[Lines of data]
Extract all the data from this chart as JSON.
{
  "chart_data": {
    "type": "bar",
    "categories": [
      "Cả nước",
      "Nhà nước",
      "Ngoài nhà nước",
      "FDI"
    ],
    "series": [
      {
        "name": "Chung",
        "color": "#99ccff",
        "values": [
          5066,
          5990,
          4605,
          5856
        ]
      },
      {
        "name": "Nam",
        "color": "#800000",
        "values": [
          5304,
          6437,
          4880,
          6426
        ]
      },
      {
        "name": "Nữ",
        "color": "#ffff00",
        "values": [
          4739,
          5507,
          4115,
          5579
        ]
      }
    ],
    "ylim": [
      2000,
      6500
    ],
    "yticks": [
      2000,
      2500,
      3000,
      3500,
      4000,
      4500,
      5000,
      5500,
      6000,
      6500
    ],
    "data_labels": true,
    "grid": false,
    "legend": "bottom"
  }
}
---
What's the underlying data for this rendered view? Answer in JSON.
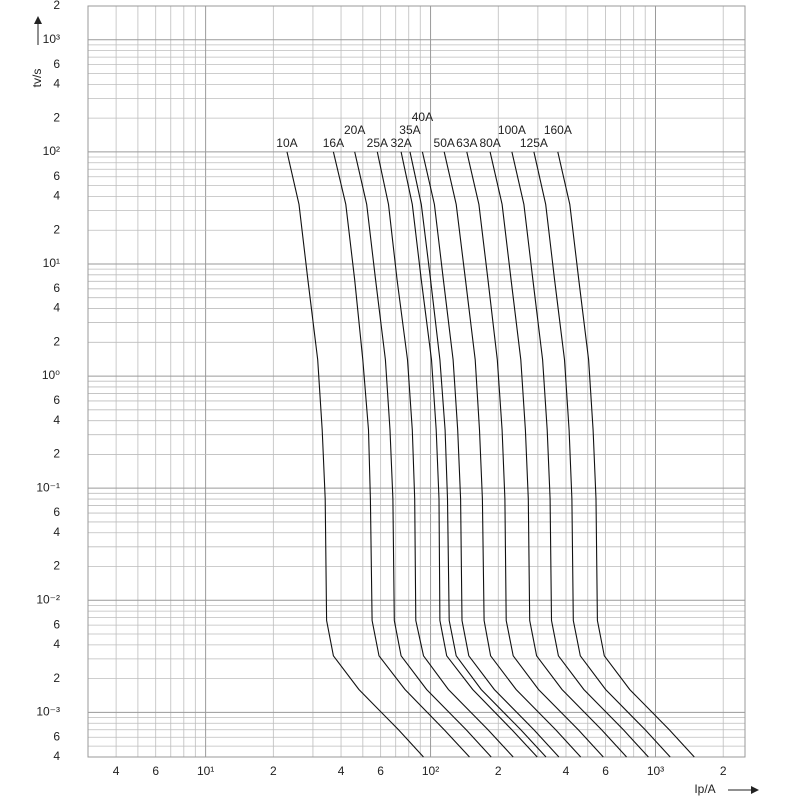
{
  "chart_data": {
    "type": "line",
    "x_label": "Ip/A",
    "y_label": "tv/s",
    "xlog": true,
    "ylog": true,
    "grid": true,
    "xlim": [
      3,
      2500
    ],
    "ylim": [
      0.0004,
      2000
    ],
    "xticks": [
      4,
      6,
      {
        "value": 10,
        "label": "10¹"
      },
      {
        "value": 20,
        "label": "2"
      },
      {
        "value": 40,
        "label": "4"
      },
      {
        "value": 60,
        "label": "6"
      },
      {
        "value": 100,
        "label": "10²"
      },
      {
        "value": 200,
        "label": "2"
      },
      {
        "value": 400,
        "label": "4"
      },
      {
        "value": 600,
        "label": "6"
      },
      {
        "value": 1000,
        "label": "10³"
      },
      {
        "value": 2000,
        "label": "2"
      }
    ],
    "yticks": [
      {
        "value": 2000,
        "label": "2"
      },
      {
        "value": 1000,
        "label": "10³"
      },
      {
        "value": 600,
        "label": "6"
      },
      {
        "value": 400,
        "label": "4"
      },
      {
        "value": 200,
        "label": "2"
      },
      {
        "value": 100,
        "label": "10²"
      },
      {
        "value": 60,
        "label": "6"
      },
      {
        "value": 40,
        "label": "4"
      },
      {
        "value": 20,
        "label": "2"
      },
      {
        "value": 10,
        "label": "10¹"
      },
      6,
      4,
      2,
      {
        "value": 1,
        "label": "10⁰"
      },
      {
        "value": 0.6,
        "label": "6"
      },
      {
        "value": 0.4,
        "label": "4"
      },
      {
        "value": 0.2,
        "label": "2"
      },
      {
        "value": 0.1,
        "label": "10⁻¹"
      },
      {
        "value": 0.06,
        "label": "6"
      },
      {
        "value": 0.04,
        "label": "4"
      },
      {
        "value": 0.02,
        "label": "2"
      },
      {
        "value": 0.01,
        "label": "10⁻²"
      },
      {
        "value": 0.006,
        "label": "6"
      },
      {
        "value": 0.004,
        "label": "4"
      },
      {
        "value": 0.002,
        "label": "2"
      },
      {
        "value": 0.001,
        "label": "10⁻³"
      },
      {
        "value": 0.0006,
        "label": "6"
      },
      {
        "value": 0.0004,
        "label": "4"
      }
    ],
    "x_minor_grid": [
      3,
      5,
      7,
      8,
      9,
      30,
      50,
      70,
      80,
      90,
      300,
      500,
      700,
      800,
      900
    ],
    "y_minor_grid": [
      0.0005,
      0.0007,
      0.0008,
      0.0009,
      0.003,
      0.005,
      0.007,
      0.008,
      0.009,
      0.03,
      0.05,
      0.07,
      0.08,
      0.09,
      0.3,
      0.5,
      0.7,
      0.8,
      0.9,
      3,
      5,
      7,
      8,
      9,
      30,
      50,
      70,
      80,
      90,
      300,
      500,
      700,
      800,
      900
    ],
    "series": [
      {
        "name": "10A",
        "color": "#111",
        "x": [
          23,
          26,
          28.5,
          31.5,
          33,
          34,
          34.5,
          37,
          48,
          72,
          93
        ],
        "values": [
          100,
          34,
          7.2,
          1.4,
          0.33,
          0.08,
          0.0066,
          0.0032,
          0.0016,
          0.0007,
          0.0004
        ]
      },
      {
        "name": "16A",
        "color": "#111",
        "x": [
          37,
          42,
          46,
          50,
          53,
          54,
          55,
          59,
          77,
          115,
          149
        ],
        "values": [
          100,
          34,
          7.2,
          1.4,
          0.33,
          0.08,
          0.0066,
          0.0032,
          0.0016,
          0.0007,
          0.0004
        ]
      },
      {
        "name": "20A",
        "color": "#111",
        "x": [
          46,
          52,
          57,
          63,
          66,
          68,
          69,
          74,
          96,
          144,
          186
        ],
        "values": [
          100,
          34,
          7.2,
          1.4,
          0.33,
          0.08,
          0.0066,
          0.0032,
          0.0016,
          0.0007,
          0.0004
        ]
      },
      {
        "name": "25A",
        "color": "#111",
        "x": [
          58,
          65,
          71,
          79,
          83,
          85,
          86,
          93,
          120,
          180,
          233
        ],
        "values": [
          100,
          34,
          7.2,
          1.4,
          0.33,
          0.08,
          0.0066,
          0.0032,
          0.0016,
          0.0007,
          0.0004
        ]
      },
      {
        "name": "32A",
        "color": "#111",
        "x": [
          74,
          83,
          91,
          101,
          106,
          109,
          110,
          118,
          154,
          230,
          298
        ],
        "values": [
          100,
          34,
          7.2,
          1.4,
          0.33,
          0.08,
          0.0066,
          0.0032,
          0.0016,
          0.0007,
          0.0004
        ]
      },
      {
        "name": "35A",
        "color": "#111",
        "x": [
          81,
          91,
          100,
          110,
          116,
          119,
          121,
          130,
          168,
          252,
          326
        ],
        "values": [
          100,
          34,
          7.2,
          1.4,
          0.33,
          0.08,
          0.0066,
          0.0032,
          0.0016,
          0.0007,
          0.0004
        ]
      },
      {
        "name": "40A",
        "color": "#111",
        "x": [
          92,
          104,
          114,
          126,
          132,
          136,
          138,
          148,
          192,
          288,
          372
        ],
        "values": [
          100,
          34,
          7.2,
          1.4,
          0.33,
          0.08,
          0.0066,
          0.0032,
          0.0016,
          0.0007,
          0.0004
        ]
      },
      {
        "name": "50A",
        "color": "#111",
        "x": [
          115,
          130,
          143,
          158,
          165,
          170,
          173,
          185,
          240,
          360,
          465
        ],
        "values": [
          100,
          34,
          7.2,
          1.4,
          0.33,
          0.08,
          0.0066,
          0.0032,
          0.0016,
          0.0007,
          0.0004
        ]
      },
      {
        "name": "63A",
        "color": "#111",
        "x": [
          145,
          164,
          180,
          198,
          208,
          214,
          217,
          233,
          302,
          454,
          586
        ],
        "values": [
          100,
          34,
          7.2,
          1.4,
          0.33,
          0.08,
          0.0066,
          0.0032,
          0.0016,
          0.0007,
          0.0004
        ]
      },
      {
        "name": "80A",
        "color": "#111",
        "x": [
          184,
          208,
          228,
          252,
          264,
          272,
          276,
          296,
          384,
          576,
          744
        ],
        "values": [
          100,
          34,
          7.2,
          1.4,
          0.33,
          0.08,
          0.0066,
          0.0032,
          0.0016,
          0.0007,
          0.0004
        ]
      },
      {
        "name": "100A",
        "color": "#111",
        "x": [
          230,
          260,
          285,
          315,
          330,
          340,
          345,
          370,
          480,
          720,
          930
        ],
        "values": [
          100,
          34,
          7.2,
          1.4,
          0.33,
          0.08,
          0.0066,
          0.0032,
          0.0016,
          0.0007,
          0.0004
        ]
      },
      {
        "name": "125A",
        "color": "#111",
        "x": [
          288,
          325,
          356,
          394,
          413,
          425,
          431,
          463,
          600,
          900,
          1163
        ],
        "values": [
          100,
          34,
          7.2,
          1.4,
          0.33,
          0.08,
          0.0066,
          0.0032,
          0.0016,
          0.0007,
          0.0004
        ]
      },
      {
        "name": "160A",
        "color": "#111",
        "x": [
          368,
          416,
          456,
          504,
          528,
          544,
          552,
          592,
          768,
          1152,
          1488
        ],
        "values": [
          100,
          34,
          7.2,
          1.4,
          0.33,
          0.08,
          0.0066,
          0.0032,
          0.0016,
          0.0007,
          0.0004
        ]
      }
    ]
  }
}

_SHORT PROBLEM_
Determine the number of lines in the data that contain "true" as a word or string, and state only that number.

_SOLVED EXERCISE_
4